* start *

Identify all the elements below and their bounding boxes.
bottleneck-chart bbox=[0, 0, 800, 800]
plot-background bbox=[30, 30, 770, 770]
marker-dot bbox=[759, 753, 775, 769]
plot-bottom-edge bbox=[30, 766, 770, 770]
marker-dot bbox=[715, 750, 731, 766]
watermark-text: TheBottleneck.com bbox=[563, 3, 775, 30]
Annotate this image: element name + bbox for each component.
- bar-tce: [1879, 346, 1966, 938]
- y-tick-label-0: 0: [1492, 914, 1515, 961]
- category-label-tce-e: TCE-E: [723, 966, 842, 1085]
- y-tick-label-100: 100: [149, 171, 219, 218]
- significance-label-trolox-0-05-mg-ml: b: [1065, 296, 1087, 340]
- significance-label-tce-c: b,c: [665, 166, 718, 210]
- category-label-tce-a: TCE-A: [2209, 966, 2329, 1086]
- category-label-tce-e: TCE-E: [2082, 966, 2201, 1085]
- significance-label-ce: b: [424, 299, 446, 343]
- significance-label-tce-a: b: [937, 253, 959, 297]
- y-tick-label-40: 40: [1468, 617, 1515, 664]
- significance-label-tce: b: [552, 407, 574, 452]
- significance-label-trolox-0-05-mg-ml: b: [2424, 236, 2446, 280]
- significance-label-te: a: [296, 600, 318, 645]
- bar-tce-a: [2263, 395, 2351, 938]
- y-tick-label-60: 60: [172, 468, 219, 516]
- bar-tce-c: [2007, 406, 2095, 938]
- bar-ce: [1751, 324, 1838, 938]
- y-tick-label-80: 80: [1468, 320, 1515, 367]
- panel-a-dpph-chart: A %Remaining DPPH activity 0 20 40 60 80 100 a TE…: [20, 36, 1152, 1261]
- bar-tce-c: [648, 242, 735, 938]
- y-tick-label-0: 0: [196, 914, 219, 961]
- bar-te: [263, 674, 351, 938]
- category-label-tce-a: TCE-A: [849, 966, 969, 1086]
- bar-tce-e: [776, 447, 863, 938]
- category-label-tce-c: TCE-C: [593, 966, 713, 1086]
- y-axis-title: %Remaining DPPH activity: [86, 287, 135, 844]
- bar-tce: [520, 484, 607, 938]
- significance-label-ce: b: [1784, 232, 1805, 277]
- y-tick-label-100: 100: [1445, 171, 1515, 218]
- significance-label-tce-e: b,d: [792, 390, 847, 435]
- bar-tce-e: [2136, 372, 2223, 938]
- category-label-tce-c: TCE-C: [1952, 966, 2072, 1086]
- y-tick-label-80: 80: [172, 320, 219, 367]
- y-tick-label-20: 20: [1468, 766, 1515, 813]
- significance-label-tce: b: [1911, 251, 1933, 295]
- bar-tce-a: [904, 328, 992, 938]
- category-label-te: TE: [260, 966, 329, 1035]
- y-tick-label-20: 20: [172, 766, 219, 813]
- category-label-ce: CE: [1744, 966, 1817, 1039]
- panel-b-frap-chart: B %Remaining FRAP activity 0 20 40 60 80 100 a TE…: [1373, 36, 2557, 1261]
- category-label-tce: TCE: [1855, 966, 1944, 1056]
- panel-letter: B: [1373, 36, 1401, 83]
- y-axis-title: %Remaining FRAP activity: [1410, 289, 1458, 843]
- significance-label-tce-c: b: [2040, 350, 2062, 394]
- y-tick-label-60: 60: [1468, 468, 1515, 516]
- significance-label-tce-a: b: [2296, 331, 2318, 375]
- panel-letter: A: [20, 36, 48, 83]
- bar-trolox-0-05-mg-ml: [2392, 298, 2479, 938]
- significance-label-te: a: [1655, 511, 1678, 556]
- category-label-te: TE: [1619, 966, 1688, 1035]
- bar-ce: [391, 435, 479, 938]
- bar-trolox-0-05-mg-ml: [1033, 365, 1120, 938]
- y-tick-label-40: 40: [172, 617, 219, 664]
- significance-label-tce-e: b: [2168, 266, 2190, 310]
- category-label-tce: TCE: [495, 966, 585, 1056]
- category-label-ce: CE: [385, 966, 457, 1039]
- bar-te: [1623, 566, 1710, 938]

* end *

◆ **What this task involves**:
Copy every one of the lines above word for word, changing nothing.

◆ **Response to the exercise**:
Identify all the elements below and their bounding boxes.
bottleneck-chart bbox=[0, 0, 800, 800]
plot-background bbox=[30, 30, 770, 770]
marker-dot bbox=[759, 753, 775, 769]
plot-bottom-edge bbox=[30, 766, 770, 770]
marker-dot bbox=[715, 750, 731, 766]
watermark-text: TheBottleneck.com bbox=[563, 3, 775, 30]
Annotate this image: element name + bbox for each component.
- bar-tce: [1879, 346, 1966, 938]
- y-tick-label-0: 0: [1492, 914, 1515, 961]
- category-label-tce-e: TCE-E: [723, 966, 842, 1085]
- y-tick-label-100: 100: [149, 171, 219, 218]
- significance-label-trolox-0-05-mg-ml: b: [1065, 296, 1087, 340]
- significance-label-tce-c: b,c: [665, 166, 718, 210]
- category-label-tce-a: TCE-A: [2209, 966, 2329, 1086]
- category-label-tce-e: TCE-E: [2082, 966, 2201, 1085]
- significance-label-ce: b: [424, 299, 446, 343]
- significance-label-tce-a: b: [937, 253, 959, 297]
- y-tick-label-40: 40: [1468, 617, 1515, 664]
- significance-label-tce: b: [552, 407, 574, 452]
- significance-label-trolox-0-05-mg-ml: b: [2424, 236, 2446, 280]
- significance-label-te: a: [296, 600, 318, 645]
- bar-tce-a: [2263, 395, 2351, 938]
- y-tick-label-60: 60: [172, 468, 219, 516]
- bar-tce-c: [2007, 406, 2095, 938]
- bar-ce: [1751, 324, 1838, 938]
- y-tick-label-80: 80: [1468, 320, 1515, 367]
- panel-a-dpph-chart: A %Remaining DPPH activity 0 20 40 60 80 100 a TE…: [20, 36, 1152, 1261]
- bar-tce-c: [648, 242, 735, 938]
- y-tick-label-0: 0: [196, 914, 219, 961]
- bar-te: [263, 674, 351, 938]
- category-label-tce-a: TCE-A: [849, 966, 969, 1086]
- bar-tce-e: [776, 447, 863, 938]
- category-label-tce-c: TCE-C: [593, 966, 713, 1086]
- y-axis-title: %Remaining DPPH activity: [86, 287, 135, 844]
- bar-tce: [520, 484, 607, 938]
- significance-label-ce: b: [1784, 232, 1805, 277]
- y-tick-label-100: 100: [1445, 171, 1515, 218]
- significance-label-tce-e: b,d: [792, 390, 847, 435]
- bar-tce-e: [2136, 372, 2223, 938]
- category-label-tce-c: TCE-C: [1952, 966, 2072, 1086]
- y-tick-label-80: 80: [172, 320, 219, 367]
- y-tick-label-20: 20: [1468, 766, 1515, 813]
- significance-label-tce: b: [1911, 251, 1933, 295]
- bar-tce-a: [904, 328, 992, 938]
- category-label-te: TE: [260, 966, 329, 1035]
- y-tick-label-20: 20: [172, 766, 219, 813]
- category-label-ce: CE: [1744, 966, 1817, 1039]
- panel-b-frap-chart: B %Remaining FRAP activity 0 20 40 60 80 100 a TE…: [1373, 36, 2557, 1261]
- category-label-tce: TCE: [1855, 966, 1944, 1056]
- panel-letter: B: [1373, 36, 1401, 83]
- y-axis-title: %Remaining FRAP activity: [1410, 289, 1458, 843]
- significance-label-tce-c: b: [2040, 350, 2062, 394]
- y-tick-label-60: 60: [1468, 468, 1515, 516]
- significance-label-tce-a: b: [2296, 331, 2318, 375]
- panel-letter: A: [20, 36, 48, 83]
- bar-trolox-0-05-mg-ml: [2392, 298, 2479, 938]
- significance-label-te: a: [1655, 511, 1678, 556]
- category-label-te: TE: [1619, 966, 1688, 1035]
- bar-ce: [391, 435, 479, 938]
- bar-trolox-0-05-mg-ml: [1033, 365, 1120, 938]
- y-tick-label-40: 40: [172, 617, 219, 664]
- significance-label-tce-e: b: [2168, 266, 2190, 310]
- category-label-tce: TCE: [495, 966, 585, 1056]
- category-label-ce: CE: [385, 966, 457, 1039]
- bar-te: [1623, 566, 1710, 938]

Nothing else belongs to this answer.